* _Job_:
Collect all lines containing the word "with" from the data.

* _Task inputs_:
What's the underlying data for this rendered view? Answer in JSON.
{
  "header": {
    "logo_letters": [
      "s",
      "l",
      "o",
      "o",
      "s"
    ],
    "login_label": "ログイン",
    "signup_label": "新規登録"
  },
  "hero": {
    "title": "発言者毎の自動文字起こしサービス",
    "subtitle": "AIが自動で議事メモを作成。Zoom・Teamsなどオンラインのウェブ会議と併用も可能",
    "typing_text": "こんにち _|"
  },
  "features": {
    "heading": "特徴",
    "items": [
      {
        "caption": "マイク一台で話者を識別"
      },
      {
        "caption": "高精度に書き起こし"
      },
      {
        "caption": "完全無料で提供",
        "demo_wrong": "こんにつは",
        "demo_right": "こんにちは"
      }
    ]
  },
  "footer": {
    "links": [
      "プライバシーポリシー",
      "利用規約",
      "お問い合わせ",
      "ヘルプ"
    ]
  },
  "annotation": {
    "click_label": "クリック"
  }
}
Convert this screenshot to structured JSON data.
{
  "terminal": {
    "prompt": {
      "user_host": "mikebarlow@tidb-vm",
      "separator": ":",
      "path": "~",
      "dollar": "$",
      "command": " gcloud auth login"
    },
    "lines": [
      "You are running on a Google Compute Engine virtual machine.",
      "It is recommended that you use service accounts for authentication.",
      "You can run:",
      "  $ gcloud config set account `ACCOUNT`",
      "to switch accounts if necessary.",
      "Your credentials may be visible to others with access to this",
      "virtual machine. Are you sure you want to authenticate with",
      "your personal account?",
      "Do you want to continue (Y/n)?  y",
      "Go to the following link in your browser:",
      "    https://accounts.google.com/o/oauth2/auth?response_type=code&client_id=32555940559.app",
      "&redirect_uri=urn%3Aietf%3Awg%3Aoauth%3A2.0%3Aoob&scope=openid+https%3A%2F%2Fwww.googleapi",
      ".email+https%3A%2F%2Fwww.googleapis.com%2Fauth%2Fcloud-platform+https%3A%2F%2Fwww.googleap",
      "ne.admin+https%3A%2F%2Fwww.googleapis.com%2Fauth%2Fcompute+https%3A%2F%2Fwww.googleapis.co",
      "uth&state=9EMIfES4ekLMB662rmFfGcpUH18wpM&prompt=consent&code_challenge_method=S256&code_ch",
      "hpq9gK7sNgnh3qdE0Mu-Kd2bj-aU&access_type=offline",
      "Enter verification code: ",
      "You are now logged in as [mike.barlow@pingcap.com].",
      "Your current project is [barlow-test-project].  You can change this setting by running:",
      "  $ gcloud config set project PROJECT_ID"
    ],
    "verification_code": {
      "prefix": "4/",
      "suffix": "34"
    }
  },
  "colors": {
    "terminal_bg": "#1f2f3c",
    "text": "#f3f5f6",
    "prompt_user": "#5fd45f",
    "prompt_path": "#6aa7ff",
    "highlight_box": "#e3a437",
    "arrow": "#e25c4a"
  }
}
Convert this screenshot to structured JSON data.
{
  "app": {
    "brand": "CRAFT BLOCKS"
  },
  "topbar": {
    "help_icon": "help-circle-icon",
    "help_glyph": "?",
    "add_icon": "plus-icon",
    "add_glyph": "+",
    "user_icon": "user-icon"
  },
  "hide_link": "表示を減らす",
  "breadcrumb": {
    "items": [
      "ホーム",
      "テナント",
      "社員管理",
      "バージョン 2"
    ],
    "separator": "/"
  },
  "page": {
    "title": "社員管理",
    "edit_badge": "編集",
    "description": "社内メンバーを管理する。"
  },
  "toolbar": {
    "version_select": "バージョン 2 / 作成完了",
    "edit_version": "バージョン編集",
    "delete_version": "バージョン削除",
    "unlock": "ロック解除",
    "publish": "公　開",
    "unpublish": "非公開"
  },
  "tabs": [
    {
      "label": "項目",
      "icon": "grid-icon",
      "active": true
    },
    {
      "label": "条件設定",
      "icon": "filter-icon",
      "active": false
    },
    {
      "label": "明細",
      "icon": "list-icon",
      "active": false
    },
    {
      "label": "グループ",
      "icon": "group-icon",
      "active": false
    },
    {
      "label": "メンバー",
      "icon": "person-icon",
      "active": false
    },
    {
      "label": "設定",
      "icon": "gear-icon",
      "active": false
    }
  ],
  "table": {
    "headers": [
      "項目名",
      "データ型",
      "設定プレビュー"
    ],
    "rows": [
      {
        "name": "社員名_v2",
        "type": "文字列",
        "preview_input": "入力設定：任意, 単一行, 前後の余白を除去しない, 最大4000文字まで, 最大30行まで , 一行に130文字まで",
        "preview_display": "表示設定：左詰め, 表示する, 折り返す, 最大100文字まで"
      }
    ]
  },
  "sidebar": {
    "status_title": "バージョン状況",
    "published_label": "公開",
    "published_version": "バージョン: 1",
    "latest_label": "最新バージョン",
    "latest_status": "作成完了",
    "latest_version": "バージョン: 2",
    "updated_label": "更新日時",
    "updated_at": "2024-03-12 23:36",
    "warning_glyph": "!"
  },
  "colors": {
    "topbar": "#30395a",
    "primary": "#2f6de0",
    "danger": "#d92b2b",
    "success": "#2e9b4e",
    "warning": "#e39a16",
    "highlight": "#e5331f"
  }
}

* _Response to the task_:
      "Your credentials may be visible to others with access to this",
      "virtual machine. Are you sure you want to authenticate with",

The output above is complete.